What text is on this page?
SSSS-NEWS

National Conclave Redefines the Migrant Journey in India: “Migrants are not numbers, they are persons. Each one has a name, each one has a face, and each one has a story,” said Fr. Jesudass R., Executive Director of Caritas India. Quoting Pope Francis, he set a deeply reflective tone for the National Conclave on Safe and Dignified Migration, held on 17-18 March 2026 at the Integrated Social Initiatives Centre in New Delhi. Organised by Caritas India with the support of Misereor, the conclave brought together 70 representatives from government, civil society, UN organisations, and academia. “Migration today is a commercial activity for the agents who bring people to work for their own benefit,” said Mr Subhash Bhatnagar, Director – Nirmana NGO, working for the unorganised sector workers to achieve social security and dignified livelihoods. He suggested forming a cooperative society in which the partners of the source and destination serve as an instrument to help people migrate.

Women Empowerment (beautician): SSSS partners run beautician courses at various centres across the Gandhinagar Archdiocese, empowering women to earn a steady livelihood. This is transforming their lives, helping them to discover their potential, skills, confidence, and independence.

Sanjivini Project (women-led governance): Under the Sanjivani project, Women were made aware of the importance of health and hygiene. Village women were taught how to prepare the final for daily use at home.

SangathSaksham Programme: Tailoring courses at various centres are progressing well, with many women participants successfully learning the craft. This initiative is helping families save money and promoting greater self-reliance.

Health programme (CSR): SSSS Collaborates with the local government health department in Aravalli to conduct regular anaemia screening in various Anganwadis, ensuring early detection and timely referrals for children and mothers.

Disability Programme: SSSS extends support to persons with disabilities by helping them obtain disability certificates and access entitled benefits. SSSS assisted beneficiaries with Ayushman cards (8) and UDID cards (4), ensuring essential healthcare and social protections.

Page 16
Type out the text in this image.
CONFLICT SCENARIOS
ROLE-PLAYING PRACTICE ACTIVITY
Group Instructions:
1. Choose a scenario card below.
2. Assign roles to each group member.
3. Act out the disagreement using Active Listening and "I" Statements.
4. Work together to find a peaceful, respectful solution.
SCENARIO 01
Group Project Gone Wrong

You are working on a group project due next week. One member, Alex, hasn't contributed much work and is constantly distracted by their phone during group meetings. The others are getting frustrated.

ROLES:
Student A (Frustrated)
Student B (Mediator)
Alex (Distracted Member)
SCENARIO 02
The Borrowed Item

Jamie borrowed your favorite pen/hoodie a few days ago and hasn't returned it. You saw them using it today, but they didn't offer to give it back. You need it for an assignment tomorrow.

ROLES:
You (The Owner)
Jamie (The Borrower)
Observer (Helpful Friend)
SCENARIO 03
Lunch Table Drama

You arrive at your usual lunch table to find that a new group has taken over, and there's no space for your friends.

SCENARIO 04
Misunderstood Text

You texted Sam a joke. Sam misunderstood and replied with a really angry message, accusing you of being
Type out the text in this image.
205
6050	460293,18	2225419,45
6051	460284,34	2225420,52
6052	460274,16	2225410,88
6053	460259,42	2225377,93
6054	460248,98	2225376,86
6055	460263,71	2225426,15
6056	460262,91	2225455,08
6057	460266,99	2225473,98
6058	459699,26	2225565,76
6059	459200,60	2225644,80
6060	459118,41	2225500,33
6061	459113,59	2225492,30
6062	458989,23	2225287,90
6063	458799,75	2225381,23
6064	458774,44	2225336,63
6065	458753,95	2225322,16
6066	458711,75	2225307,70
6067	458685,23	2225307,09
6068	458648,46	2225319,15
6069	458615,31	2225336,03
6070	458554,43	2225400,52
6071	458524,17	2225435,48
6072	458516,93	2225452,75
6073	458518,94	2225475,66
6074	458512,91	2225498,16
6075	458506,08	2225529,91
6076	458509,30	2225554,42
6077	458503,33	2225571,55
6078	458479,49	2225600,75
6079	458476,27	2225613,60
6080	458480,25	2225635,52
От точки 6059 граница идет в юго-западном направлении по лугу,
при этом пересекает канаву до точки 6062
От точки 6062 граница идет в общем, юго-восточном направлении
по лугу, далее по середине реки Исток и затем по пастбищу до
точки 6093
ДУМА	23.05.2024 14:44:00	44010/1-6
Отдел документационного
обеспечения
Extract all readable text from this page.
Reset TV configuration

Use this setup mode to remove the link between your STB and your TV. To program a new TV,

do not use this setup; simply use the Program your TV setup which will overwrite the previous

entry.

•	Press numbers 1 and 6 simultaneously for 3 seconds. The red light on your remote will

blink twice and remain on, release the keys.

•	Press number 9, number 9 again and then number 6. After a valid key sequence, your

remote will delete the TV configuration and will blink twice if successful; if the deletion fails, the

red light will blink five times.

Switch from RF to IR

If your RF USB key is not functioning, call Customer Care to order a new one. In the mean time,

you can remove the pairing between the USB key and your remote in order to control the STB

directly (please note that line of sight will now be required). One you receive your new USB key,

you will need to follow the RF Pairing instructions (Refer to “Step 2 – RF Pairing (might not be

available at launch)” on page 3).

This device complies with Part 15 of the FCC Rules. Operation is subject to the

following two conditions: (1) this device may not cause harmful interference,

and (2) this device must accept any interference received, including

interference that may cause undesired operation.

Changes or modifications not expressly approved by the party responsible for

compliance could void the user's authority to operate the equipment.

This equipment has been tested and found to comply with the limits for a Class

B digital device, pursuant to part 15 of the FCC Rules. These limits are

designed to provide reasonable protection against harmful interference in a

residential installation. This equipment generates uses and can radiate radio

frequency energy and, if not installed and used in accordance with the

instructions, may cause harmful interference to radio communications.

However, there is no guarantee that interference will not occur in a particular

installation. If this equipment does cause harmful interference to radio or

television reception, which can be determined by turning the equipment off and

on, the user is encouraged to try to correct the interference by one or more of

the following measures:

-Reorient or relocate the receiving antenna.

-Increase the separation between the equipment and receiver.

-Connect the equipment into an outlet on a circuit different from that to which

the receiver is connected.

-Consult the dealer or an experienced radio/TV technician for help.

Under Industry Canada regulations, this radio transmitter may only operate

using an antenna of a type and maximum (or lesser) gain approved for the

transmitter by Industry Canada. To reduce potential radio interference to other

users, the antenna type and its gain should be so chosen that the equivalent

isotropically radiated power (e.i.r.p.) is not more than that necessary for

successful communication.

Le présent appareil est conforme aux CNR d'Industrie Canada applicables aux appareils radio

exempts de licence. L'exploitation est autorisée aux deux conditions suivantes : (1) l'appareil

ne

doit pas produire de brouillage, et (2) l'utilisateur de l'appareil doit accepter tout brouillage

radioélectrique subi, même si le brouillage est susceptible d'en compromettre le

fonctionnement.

════════════════════

Write out every line of the listing that holds the word "configuration".

Reset TV configuration
remote will delete the TV configuration and will blink twice if successful; if the deletion fails, the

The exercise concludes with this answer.